>> START

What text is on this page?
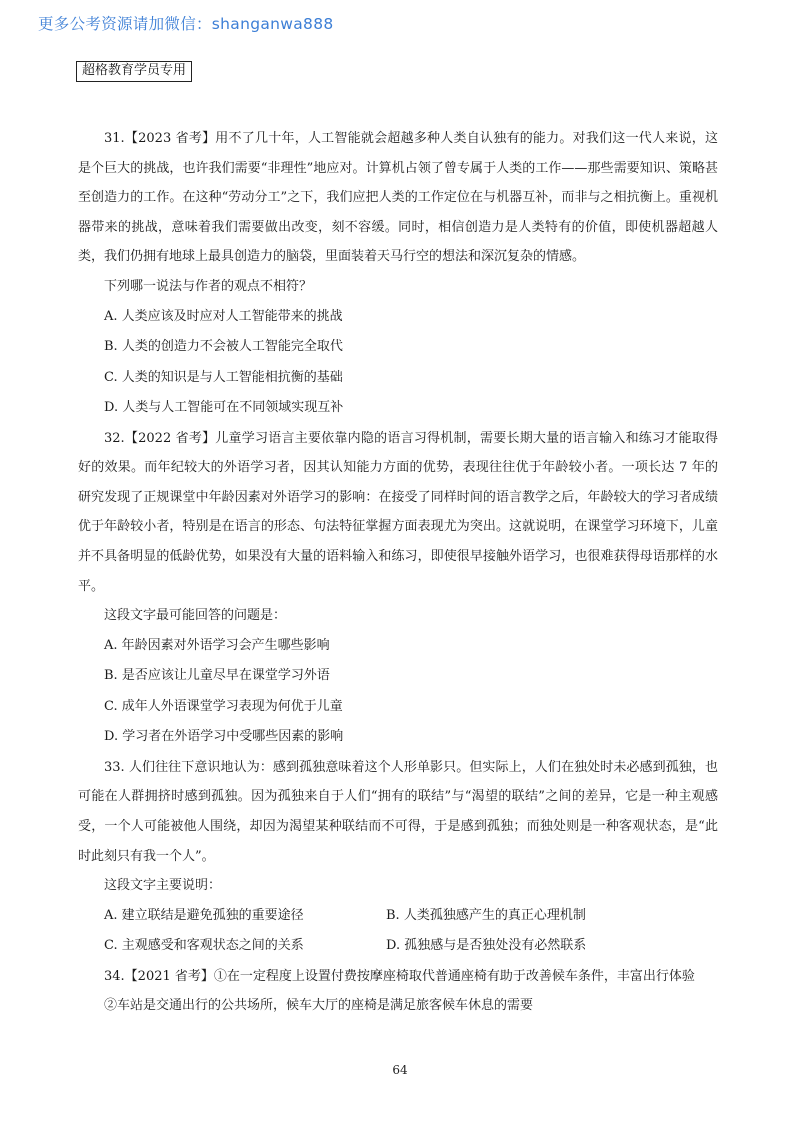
更多公考资源请加微信：shanganwa888
超格教育学员专用

31.【2023 省考】用不了几十年，人工智能就会超越多种人类自认独有的能力。对我们这一代人来说，这是个巨大的挑战，也许我们需要“非理性”地应对。计算机占领了曾专属于人类的工作——那些需要知识、策略甚至创造力的工作。在这种“劳动分工”之下，我们应把人类的工作定位在与机器互补，而非与之相抗衡上。重视机器带来的挑战，意味着我们需要做出改变，刻不容缓。同时，相信创造力是人类特有的价值，即使机器超越人类，我们仍拥有地球上最具创造力的脑袋，里面装着天马行空的想法和深沉复杂的情感。

下列哪一说法与作者的观点不相符？

A. 人类应该及时应对人工智能带来的挑战

B. 人类的创造力不会被人工智能完全取代

C. 人类的知识是与人工智能相抗衡的基础

D. 人类与人工智能可在不同领域实现互补

32.【2022 省考】儿童学习语言主要依靠内隐的语言习得机制，需要长期大量的语言输入和练习才能取得好的效果。而年纪较大的外语学习者，因其认知能力方面的优势，表现往往优于年龄较小者。一项长达 7 年的研究发现了正规课堂中年龄因素对外语学习的影响：在接受了同样时间的语言教学之后，年龄较大的学习者成绩优于年龄较小者，特别是在语言的形态、句法特征掌握方面表现尤为突出。这就说明，在课堂学习环境下，儿童并不具备明显的低龄优势，如果没有大量的语料输入和练习，即使很早接触外语学习，也很难获得母语那样的水平。

这段文字最可能回答的问题是：

A. 年龄因素对外语学习会产生哪些影响

B. 是否应该让儿童尽早在课堂学习外语

C. 成年人外语课堂学习表现为何优于儿童

D. 学习者在外语学习中受哪些因素的影响

33. 人们往往下意识地认为：感到孤独意味着这个人形单影只。但实际上，人们在独处时未必感到孤独，也可能在人群拥挤时感到孤独。因为孤独来自于人们“拥有的联结”与“渴望的联结”之间的差异，它是一种主观感受，一个人可能被他人围绕，却因为渴望某种联结而不可得，于是感到孤独；而独处则是一种客观状态，是“此时此刻只有我一个人”。

这段文字主要说明：

A. 建立联结是避免孤独的重要途径	B. 人类孤独感产生的真正心理机制
C. 主观感受和客观状态之间的关系	D. 孤独感与是否独处没有必然联系

34.【2021 省考】①在一定程度上设置付费按摩座椅取代普通座椅有助于改善候车条件，丰富出行体验

②车站是交通出行的公共场所，候车大厅的座椅是满足旅客候车休息的需要

64
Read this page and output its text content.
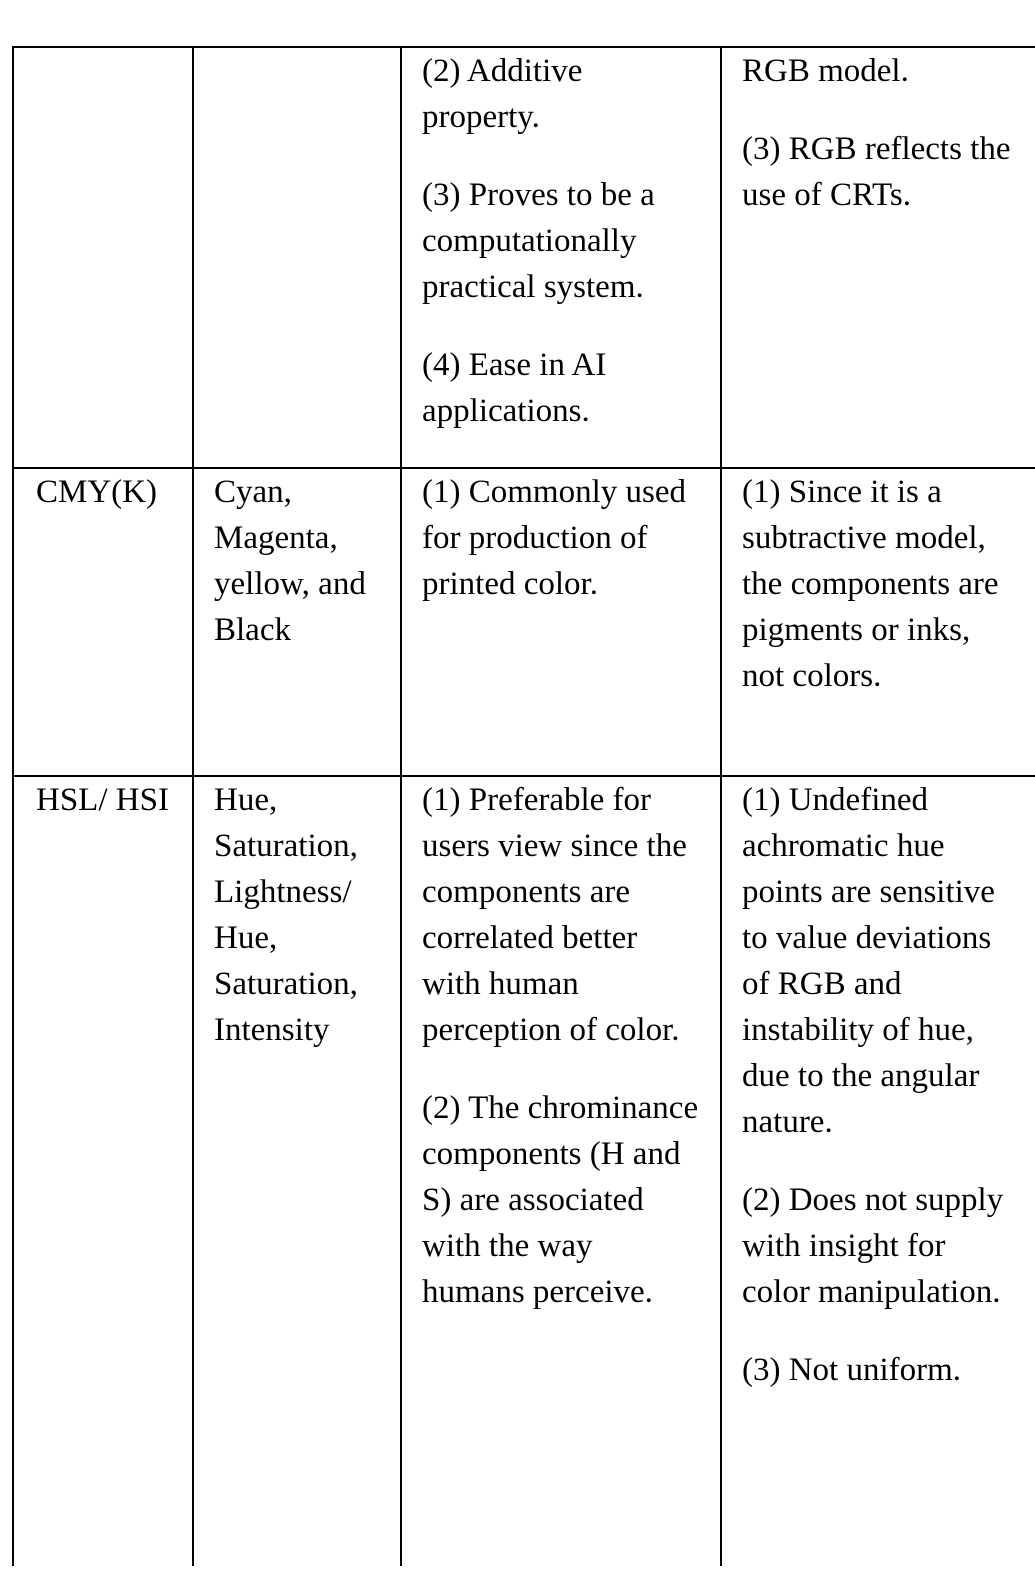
		(2) Additive property.
(3) Proves to be a computationally practical system.
(4) Ease in AI applications.	RGB model.
(3) RGB reflects the use of CRTs.

CMY(K)	Cyan, Magenta, yellow, and Black	(1) Commonly used for production of printed color.	(1) Since it is a subtractive model, the components are pigments or inks, not colors.

HSL/ HSI	Hue, Saturation, Lightness/ Hue, Saturation, Intensity	(1) Preferable for users view since the components are correlated better with human perception of color.
(2) The chrominance components (H and S) are associated with the way humans perceive.	(1) Undefined achromatic hue points are sensitive to value deviations of RGB and instability of hue, due to the angular nature.
(2) Does not supply with insight for color manipulation.
(3) Not uniform.
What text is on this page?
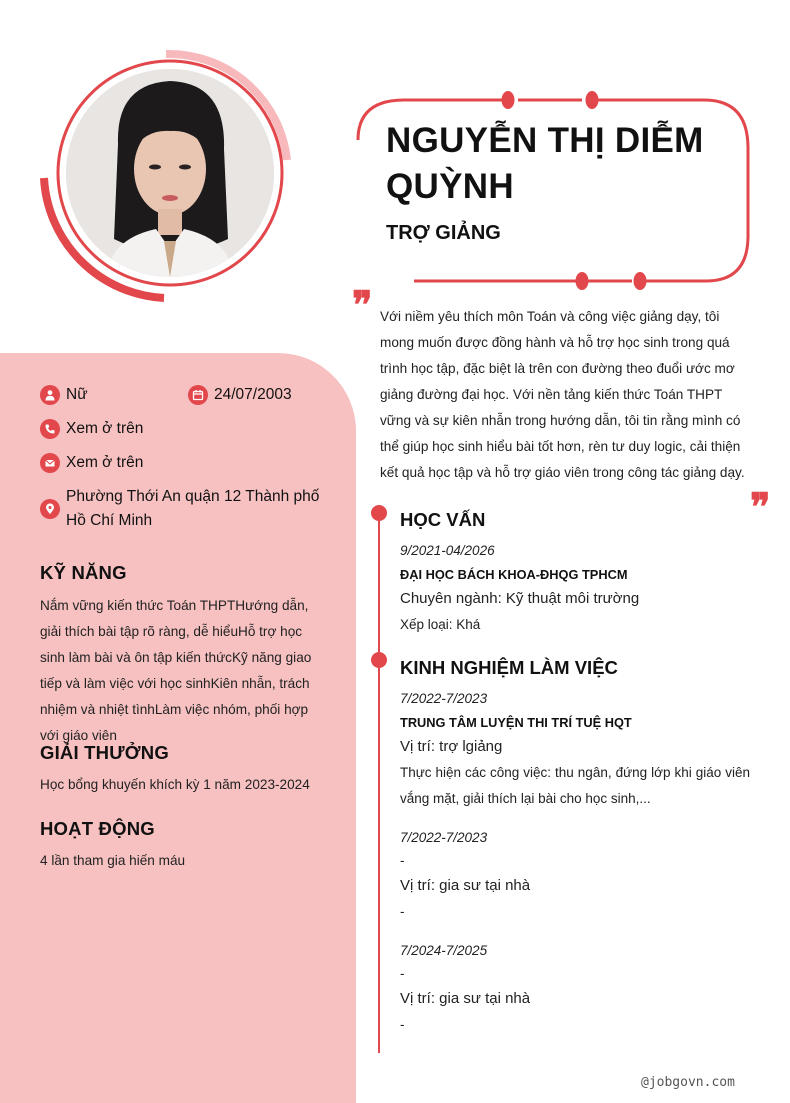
NGUYỄN THỊ DIỄM QUỲNH
TRỢ GIẢNG
❞
❞
Với niềm yêu thích môn Toán và công việc giảng dạy, tôi mong muốn được đồng hành và hỗ trợ học sinh trong quá trình học tập, đặc biệt là trên con đường theo đuổi ước mơ giảng đường đại học. Với nền tảng kiến thức Toán THPT vững và sự kiên nhẫn trong hướng dẫn, tôi tin rằng mình có thể giúp học sinh hiểu bài tốt hơn, rèn tư duy logic, cải thiện kết quả học tập và hỗ trợ giáo viên trong công tác giảng dạy.
Nữ	24/07/2003
Xem ở trên
Xem ở trên
Phường Thới An quận 12 Thành phố Hồ Chí Minh
KỸ NĂNG
Nắm vững kiến thức Toán THPTHướng dẫn, giải thích bài tập rõ ràng, dễ hiểuHỗ trợ học sinh làm bài và ôn tập kiến thứcKỹ năng giao tiếp và làm việc với học sinhKiên nhẫn, trách nhiệm và nhiệt tìnhLàm việc nhóm, phối hợp với giáo viên
GIẢI THƯỞNG
Học bổng khuyến khích kỳ 1 năm 2023-2024
HOẠT ĐỘNG
4 lần tham gia hiến máu
HỌC VẤN
9/2021-04/2026
ĐẠI HỌC BÁCH KHOA-ĐHQG TPHCM
Chuyên ngành: Kỹ thuật môi trường
Xếp loại: Khá
KINH NGHIỆM LÀM VIỆC
7/2022-7/2023
TRUNG TÂM LUYỆN THI TRÍ TUỆ HQT
Vị trí: trợ lgiảng
Thực hiện các công việc: thu ngân, đứng lớp khi giáo viên vắng mặt, giải thích lại bài cho học sinh,...
7/2022-7/2023
-
Vị trí: gia sư tại nhà
-
7/2024-7/2025
-
Vị trí: gia sư tại nhà
-
@jobgovn.com
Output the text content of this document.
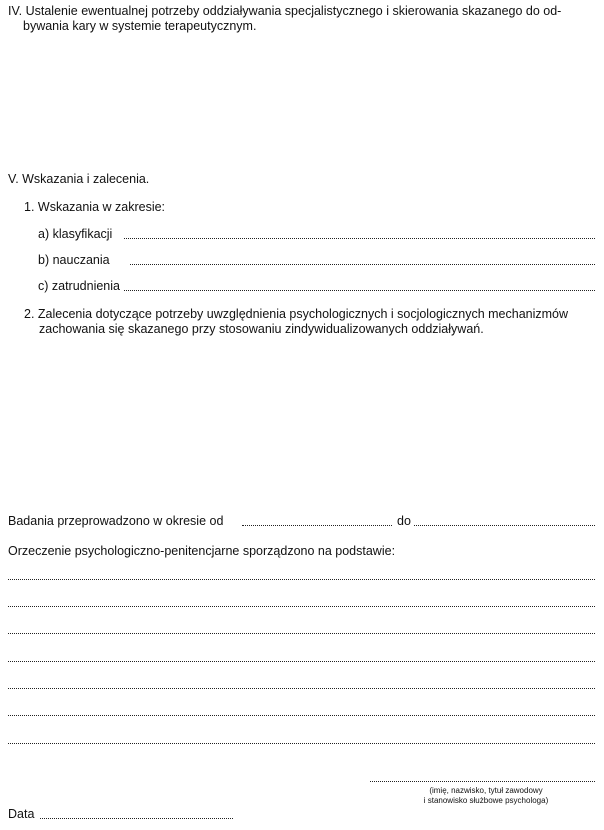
IV. Ustalenie ewentualnej potrzeby oddziaływania specjalistycznego i skierowania skazanego do od-
bywania kary w systemie terapeutycznym.
V. Wskazania i zalecenia.
1. Wskazania w zakresie:
a) klasyfikacji
b) nauczania
c) zatrudnienia
2. Zalecenia dotyczące potrzeby uwzględnienia psychologicznych i socjologicznych mechanizmów
zachowania się skazanego przy stosowaniu zindywidualizowanych oddziaływań.
Badania przeprowadzono w okresie od	do
Orzeczenie psychologiczno-penitencjarne sporządzono na podstawie:
(imię, nazwisko, tytuł zawodowy
i stanowisko służbowe psychologa)
Data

>> END

### WHAT IS NEEDED
Each line above is to be copied verbatim. Drop any image from the copy.

### THE ANSWER
What text is on this page?
更多公考资源请加微信：shanganwa888
超格教育学员专用

31.【2023 省考】用不了几十年，人工智能就会超越多种人类自认独有的能力。对我们这一代人来说，这是个巨大的挑战，也许我们需要“非理性”地应对。计算机占领了曾专属于人类的工作——那些需要知识、策略甚至创造力的工作。在这种“劳动分工”之下，我们应把人类的工作定位在与机器互补，而非与之相抗衡上。重视机器带来的挑战，意味着我们需要做出改变，刻不容缓。同时，相信创造力是人类特有的价值，即使机器超越人类，我们仍拥有地球上最具创造力的脑袋，里面装着天马行空的想法和深沉复杂的情感。

下列哪一说法与作者的观点不相符？

A. 人类应该及时应对人工智能带来的挑战

B. 人类的创造力不会被人工智能完全取代

C. 人类的知识是与人工智能相抗衡的基础

D. 人类与人工智能可在不同领域实现互补

32.【2022 省考】儿童学习语言主要依靠内隐的语言习得机制，需要长期大量的语言输入和练习才能取得好的效果。而年纪较大的外语学习者，因其认知能力方面的优势，表现往往优于年龄较小者。一项长达 7 年的研究发现了正规课堂中年龄因素对外语学习的影响：在接受了同样时间的语言教学之后，年龄较大的学习者成绩优于年龄较小者，特别是在语言的形态、句法特征掌握方面表现尤为突出。这就说明，在课堂学习环境下，儿童并不具备明显的低龄优势，如果没有大量的语料输入和练习，即使很早接触外语学习，也很难获得母语那样的水平。

这段文字最可能回答的问题是：

A. 年龄因素对外语学习会产生哪些影响

B. 是否应该让儿童尽早在课堂学习外语

C. 成年人外语课堂学习表现为何优于儿童

D. 学习者在外语学习中受哪些因素的影响

33. 人们往往下意识地认为：感到孤独意味着这个人形单影只。但实际上，人们在独处时未必感到孤独，也可能在人群拥挤时感到孤独。因为孤独来自于人们“拥有的联结”与“渴望的联结”之间的差异，它是一种主观感受，一个人可能被他人围绕，却因为渴望某种联结而不可得，于是感到孤独；而独处则是一种客观状态，是“此时此刻只有我一个人”。

这段文字主要说明：

A. 建立联结是避免孤独的重要途径	B. 人类孤独感产生的真正心理机制
C. 主观感受和客观状态之间的关系	D. 孤独感与是否独处没有必然联系

34.【2021 省考】①在一定程度上设置付费按摩座椅取代普通座椅有助于改善候车条件，丰富出行体验

②车站是交通出行的公共场所，候车大厅的座椅是满足旅客候车休息的需要

64
Read this page and output its text content.
		(2) Additive property.
(3) Proves to be a computationally practical system.
(4) Ease in AI applications.	RGB model.
(3) RGB reflects the use of CRTs.

CMY(K)	Cyan, Magenta, yellow, and Black	(1) Commonly used for production of printed color.	(1) Since it is a subtractive model, the components are pigments or inks, not colors.

HSL/ HSI	Hue, Saturation, Lightness/ Hue, Saturation, Intensity	(1) Preferable for users view since the components are correlated better with human perception of color.
(2) The chrominance components (H and S) are associated with the way humans perceive.	(1) Undefined achromatic hue points are sensitive to value deviations of RGB and instability of hue, due to the angular nature.
(2) Does not supply with insight for color manipulation.
(3) Not uniform.
What text is on this page?
NGUYỄN THỊ DIỄM QUỲNH
TRỢ GIẢNG
❞
❞
Với niềm yêu thích môn Toán và công việc giảng dạy, tôi mong muốn được đồng hành và hỗ trợ học sinh trong quá trình học tập, đặc biệt là trên con đường theo đuổi ước mơ giảng đường đại học. Với nền tảng kiến thức Toán THPT vững và sự kiên nhẫn trong hướng dẫn, tôi tin rằng mình có thể giúp học sinh hiểu bài tốt hơn, rèn tư duy logic, cải thiện kết quả học tập và hỗ trợ giáo viên trong công tác giảng dạy.
Nữ	24/07/2003
Xem ở trên
Xem ở trên
Phường Thới An quận 12 Thành phố Hồ Chí Minh
KỸ NĂNG
Nắm vững kiến thức Toán THPTHướng dẫn, giải thích bài tập rõ ràng, dễ hiểuHỗ trợ học sinh làm bài và ôn tập kiến thứcKỹ năng giao tiếp và làm việc với học sinhKiên nhẫn, trách nhiệm và nhiệt tìnhLàm việc nhóm, phối hợp với giáo viên
GIẢI THƯỞNG
Học bổng khuyến khích kỳ 1 năm 2023-2024
HOẠT ĐỘNG
4 lần tham gia hiến máu
HỌC VẤN
9/2021-04/2026
ĐẠI HỌC BÁCH KHOA-ĐHQG TPHCM
Chuyên ngành: Kỹ thuật môi trường
Xếp loại: Khá
KINH NGHIỆM LÀM VIỆC
7/2022-7/2023
TRUNG TÂM LUYỆN THI TRÍ TUỆ HQT
Vị trí: trợ lgiảng
Thực hiện các công việc: thu ngân, đứng lớp khi giáo viên vắng mặt, giải thích lại bài cho học sinh,...
7/2022-7/2023
-
Vị trí: gia sư tại nhà
-
7/2024-7/2025
-
Vị trí: gia sư tại nhà
-
@jobgovn.com
Output the text content of this document.
IV. Ustalenie ewentualnej potrzeby oddziaływania specjalistycznego i skierowania skazanego do od-
bywania kary w systemie terapeutycznym.
V. Wskazania i zalecenia.
1. Wskazania w zakresie:
a) klasyfikacji
b) nauczania
c) zatrudnienia
2. Zalecenia dotyczące potrzeby uwzględnienia psychologicznych i socjologicznych mechanizmów
zachowania się skazanego przy stosowaniu zindywidualizowanych oddziaływań.
Badania przeprowadzono w okresie od	do
Orzeczenie psychologiczno-penitencjarne sporządzono na podstawie:
(imię, nazwisko, tytuł zawodowy
i stanowisko służbowe psychologa)
Data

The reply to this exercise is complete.